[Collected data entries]
* BEGIN *

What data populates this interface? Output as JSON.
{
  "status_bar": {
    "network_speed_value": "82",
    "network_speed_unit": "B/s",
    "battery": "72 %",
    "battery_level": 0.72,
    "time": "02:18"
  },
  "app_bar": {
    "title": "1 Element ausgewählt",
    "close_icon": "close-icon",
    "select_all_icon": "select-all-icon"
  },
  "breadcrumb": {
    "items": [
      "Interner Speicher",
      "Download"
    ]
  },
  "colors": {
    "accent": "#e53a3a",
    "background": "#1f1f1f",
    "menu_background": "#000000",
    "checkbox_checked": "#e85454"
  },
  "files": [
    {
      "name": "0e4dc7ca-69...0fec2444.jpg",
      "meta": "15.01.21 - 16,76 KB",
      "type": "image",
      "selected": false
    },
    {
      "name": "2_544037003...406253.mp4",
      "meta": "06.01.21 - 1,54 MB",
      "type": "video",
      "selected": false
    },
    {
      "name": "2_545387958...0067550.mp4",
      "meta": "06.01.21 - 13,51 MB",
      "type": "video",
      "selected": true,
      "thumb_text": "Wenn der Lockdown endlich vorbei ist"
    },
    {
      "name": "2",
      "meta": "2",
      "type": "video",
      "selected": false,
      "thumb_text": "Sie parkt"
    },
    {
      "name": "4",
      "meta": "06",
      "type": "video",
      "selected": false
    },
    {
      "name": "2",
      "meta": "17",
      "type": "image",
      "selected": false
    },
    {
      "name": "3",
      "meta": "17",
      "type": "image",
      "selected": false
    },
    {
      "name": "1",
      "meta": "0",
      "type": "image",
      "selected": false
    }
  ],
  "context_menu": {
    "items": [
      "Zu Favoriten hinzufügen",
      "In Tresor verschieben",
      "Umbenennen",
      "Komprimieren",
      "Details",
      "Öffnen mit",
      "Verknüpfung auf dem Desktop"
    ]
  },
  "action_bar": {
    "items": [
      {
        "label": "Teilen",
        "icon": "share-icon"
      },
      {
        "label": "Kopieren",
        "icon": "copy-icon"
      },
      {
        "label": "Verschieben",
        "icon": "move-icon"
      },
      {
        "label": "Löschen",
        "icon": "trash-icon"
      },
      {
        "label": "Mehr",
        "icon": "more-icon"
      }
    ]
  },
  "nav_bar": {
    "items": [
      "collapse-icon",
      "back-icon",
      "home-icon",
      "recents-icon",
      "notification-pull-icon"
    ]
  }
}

* END *
* BEGIN *

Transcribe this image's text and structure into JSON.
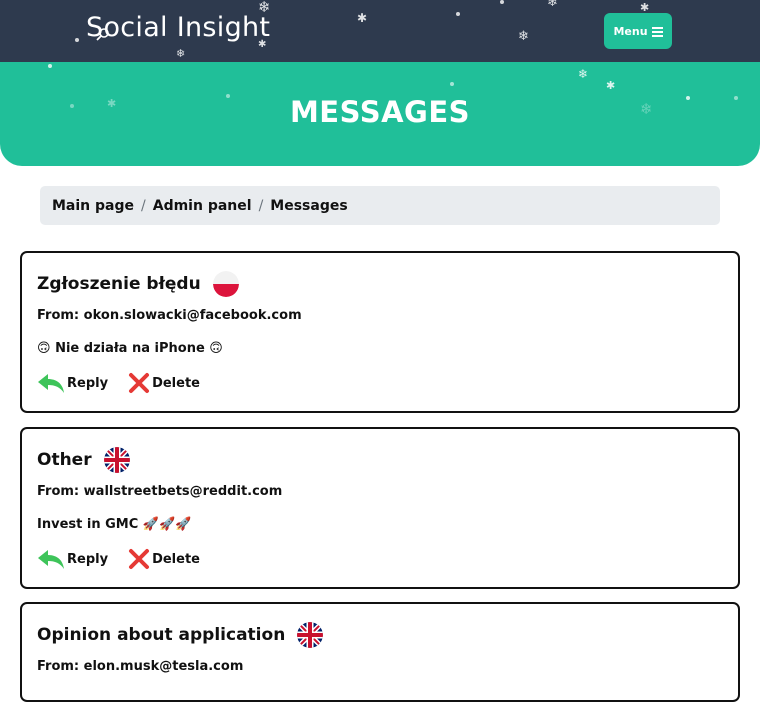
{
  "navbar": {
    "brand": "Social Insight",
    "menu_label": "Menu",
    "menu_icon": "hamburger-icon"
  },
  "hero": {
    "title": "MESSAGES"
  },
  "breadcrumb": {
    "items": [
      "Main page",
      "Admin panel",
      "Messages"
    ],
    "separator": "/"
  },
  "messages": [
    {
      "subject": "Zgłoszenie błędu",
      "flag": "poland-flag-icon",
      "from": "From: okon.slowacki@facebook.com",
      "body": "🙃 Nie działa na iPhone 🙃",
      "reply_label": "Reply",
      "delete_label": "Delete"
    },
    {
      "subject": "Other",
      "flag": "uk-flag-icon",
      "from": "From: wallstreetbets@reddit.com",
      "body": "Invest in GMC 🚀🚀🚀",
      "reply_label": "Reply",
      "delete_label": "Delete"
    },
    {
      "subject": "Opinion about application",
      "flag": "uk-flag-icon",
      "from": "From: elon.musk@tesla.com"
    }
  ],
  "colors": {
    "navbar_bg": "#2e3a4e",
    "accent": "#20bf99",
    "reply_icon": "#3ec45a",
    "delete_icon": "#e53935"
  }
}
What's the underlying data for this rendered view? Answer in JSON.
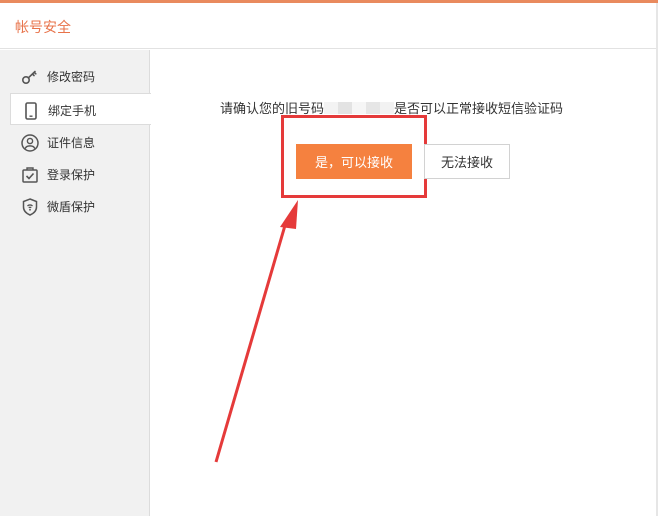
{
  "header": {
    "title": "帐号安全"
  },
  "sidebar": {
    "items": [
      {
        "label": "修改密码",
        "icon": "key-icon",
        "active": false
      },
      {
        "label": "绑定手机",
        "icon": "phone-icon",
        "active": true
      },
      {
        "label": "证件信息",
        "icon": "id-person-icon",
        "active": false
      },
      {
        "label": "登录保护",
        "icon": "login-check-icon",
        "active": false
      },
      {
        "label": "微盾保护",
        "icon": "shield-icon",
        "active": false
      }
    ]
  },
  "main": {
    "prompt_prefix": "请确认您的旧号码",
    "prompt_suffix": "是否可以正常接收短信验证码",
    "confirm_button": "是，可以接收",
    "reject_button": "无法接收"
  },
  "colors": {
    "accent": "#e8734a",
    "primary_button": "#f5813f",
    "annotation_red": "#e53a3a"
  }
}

* END *

EXERCISE INSTRUCTIONS — Select the lines from the entries that include the word "What".

OUTPUT —
What data populates this interface? Output as JSON.
What's the underlying data for this rendered view? Answer in JSON.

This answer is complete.